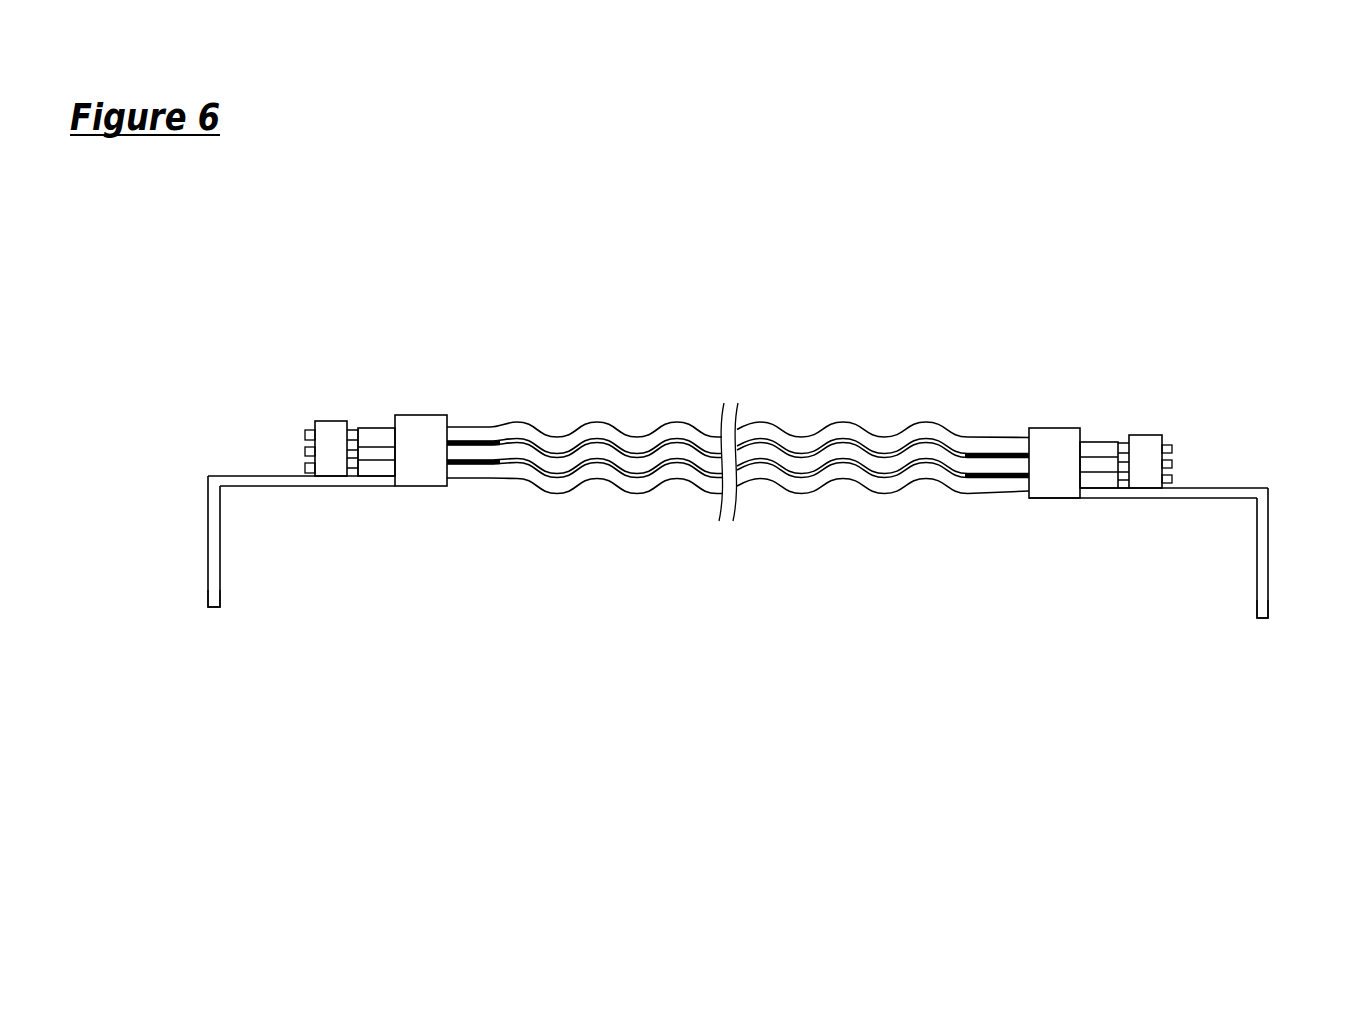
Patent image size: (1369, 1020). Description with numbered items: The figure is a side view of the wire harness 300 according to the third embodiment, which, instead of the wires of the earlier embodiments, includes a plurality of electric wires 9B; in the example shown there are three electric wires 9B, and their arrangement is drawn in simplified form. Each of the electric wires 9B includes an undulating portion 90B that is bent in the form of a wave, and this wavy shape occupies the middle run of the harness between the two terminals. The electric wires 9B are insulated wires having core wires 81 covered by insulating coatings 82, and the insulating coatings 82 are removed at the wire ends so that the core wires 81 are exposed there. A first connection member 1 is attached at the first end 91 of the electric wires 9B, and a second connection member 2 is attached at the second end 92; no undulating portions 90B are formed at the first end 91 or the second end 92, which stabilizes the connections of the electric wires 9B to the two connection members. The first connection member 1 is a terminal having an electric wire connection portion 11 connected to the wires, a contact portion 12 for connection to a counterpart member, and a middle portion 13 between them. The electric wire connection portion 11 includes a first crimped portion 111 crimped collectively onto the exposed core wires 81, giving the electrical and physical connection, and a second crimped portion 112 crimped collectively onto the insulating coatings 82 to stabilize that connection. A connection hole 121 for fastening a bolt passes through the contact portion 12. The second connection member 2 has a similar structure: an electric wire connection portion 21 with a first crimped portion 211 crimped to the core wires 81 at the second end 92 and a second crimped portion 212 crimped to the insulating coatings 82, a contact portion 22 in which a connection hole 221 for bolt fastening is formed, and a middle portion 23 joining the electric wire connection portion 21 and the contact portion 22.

The wire harness 300 is at (1212, 196).
The first connection member 1 is at (1292, 455).
The electric wire connection portion 11 is at (1172, 572).
The first crimped portion 111 is at (1145, 470).
The second crimped portion 112 is at (1060, 467).
The contact portion 12 is at (1268, 520).
The connection hole 121 is at (1270, 585).
The middle portion 13 is at (1247, 487).
The second connection member 2 is at (216, 438).
The electric wire connection portion 21 is at (442, 560).
The first crimped portion 211 is at (333, 452).
The second crimped portion 212 is at (418, 455).
The contact portion 22 is at (208, 525).
The connection hole 221 is at (207, 590).
The middle portion 23 is at (258, 476).
The core wires 81 is at (1123, 446).
The insulating coatings 82 is at (1092, 444).
The undulating portion 90B is at (765, 398).
The first end 91 is at (999, 428).
The second end 92 is at (484, 398).
The electric wires 9B is at (503, 470).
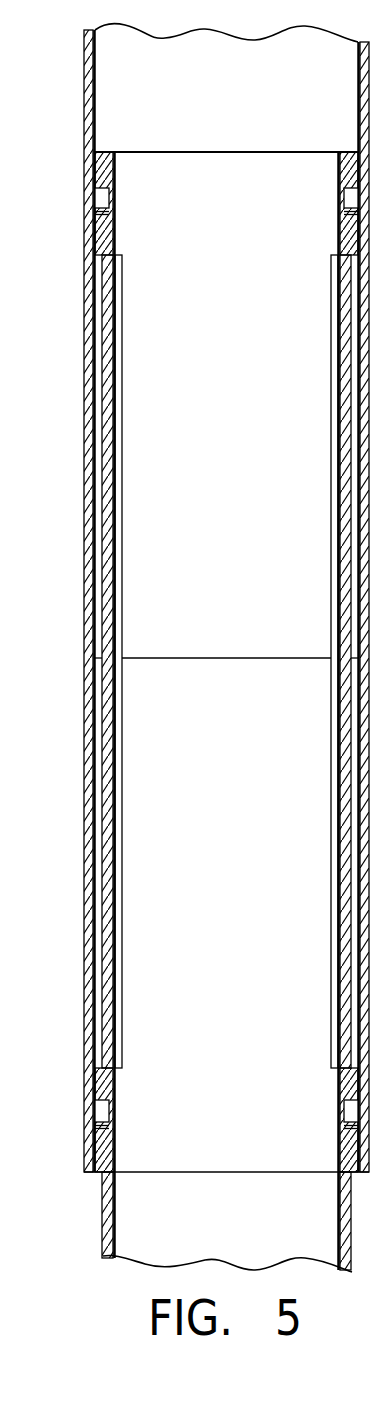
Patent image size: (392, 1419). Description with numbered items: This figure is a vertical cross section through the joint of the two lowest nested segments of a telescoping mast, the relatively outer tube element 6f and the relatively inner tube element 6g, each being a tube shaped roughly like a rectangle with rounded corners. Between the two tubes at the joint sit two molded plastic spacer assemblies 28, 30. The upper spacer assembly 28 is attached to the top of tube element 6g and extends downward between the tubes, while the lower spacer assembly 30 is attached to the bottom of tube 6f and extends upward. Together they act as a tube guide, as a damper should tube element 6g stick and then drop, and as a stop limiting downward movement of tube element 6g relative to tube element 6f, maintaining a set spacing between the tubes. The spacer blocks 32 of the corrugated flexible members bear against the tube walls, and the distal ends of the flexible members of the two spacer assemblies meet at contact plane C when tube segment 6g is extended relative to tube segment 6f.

The upper spacer assembly 28 is at (88, 234).
The lower spacer assembly 30 is at (87, 1165).
The spacer block 32 is at (107, 198).
The tube element 6f is at (365, 302).
The tube element 6g is at (113, 950).
The contact plane C is at (219, 658).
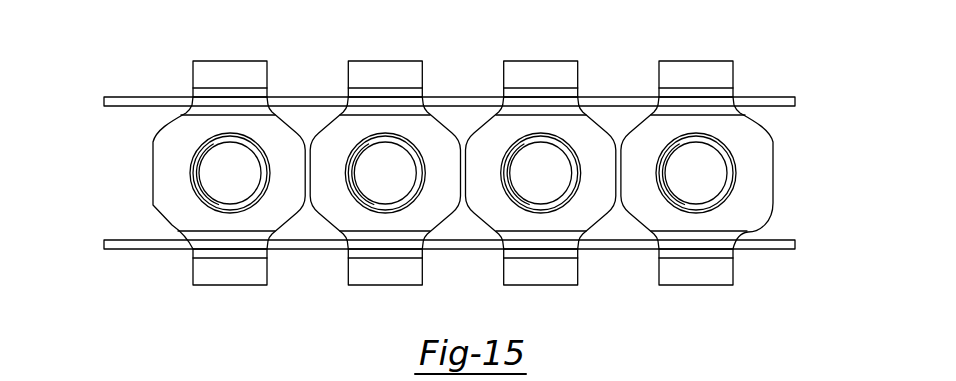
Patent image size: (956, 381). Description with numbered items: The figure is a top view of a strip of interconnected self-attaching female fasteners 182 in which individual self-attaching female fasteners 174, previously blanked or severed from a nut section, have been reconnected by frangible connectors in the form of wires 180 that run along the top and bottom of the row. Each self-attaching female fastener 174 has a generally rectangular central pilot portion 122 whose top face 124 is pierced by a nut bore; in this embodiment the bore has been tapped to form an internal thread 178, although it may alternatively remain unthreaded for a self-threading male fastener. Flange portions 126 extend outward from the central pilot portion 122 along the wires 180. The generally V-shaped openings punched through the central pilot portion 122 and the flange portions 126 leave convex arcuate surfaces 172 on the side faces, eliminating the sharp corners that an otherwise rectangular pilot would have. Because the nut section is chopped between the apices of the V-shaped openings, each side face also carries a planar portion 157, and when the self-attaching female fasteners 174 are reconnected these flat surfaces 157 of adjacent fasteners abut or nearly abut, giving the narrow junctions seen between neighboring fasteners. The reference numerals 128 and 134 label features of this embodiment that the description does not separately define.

=-=-=-=-=

#### To do
Return all of the records above word for word, leaving out the pictures.

#### Response to the exercise
Patent image size: (1369, 1020). Description with numbered items: The figure is a side view of the wire harness 300 according to the third embodiment, which, instead of the wires of the earlier embodiments, includes a plurality of electric wires 9B; in the example shown there are three electric wires 9B, and their arrangement is drawn in simplified form. Each of the electric wires 9B includes an undulating portion 90B that is bent in the form of a wave, and this wavy shape occupies the middle run of the harness between the two terminals. The electric wires 9B are insulated wires having core wires 81 covered by insulating coatings 82, and the insulating coatings 82 are removed at the wire ends so that the core wires 81 are exposed there. A first connection member 1 is attached at the first end 91 of the electric wires 9B, and a second connection member 2 is attached at the second end 92; no undulating portions 90B are formed at the first end 91 or the second end 92, which stabilizes the connections of the electric wires 9B to the two connection members. The first connection member 1 is a terminal having an electric wire connection portion 11 connected to the wires, a contact portion 12 for connection to a counterpart member, and a middle portion 13 between them. The electric wire connection portion 11 includes a first crimped portion 111 crimped collectively onto the exposed core wires 81, giving the electrical and physical connection, and a second crimped portion 112 crimped collectively onto the insulating coatings 82 to stabilize that connection. A connection hole 121 for fastening a bolt passes through the contact portion 12. The second connection member 2 has a similar structure: an electric wire connection portion 21 with a first crimped portion 211 crimped to the core wires 81 at the second end 92 and a second crimped portion 212 crimped to the insulating coatings 82, a contact portion 22 in which a connection hole 221 for bolt fastening is formed, and a middle portion 23 joining the electric wire connection portion 21 and the contact portion 22.

The wire harness 300 is at (1212, 196).
The first connection member 1 is at (1292, 455).
The electric wire connection portion 11 is at (1172, 572).
The first crimped portion 111 is at (1145, 470).
The second crimped portion 112 is at (1060, 467).
The contact portion 12 is at (1268, 520).
The connection hole 121 is at (1270, 585).
The middle portion 13 is at (1247, 487).
The second connection member 2 is at (216, 438).
The electric wire connection portion 21 is at (442, 560).
The first crimped portion 211 is at (333, 452).
The second crimped portion 212 is at (418, 455).
The contact portion 22 is at (208, 525).
The connection hole 221 is at (207, 590).
The middle portion 23 is at (258, 476).
The core wires 81 is at (1123, 446).
The insulating coatings 82 is at (1092, 444).
The undulating portion 90B is at (765, 398).
The first end 91 is at (999, 428).
The second end 92 is at (484, 398).
The electric wires 9B is at (503, 470).
Patent image size: (392, 1419). Description with numbered items: This figure is a vertical cross section through the joint of the two lowest nested segments of a telescoping mast, the relatively outer tube element 6f and the relatively inner tube element 6g, each being a tube shaped roughly like a rectangle with rounded corners. Between the two tubes at the joint sit two molded plastic spacer assemblies 28, 30. The upper spacer assembly 28 is attached to the top of tube element 6g and extends downward between the tubes, while the lower spacer assembly 30 is attached to the bottom of tube 6f and extends upward. Together they act as a tube guide, as a damper should tube element 6g stick and then drop, and as a stop limiting downward movement of tube element 6g relative to tube element 6f, maintaining a set spacing between the tubes. The spacer blocks 32 of the corrugated flexible members bear against the tube walls, and the distal ends of the flexible members of the two spacer assemblies meet at contact plane C when tube segment 6g is extended relative to tube segment 6f.

The upper spacer assembly 28 is at (88, 234).
The lower spacer assembly 30 is at (87, 1165).
The spacer block 32 is at (107, 198).
The tube element 6f is at (365, 302).
The tube element 6g is at (113, 950).
The contact plane C is at (219, 658).
Patent image size: (956, 381). Description with numbered items: The figure is a top view of a strip of interconnected self-attaching female fasteners 182 in which individual self-attaching female fasteners 174, previously blanked or severed from a nut section, have been reconnected by frangible connectors in the form of wires 180 that run along the top and bottom of the row. Each self-attaching female fastener 174 has a generally rectangular central pilot portion 122 whose top face 124 is pierced by a nut bore; in this embodiment the bore has been tapped to form an internal thread 178, although it may alternatively remain unthreaded for a self-threading male fastener. Flange portions 126 extend outward from the central pilot portion 122 along the wires 180. The generally V-shaped openings punched through the central pilot portion 122 and the flange portions 126 leave convex arcuate surfaces 172 on the side faces, eliminating the sharp corners that an otherwise rectangular pilot would have. Because the nut section is chopped between the apices of the V-shaped openings, each side face also carries a planar portion 157, and when the self-attaching female fasteners 174 are reconnected these flat surfaces 157 of adjacent fasteners abut or nearly abut, giving the narrow junctions seen between neighboring fasteners. The reference numerals 128 and 134 label features of this embodiment that the description does not separately define.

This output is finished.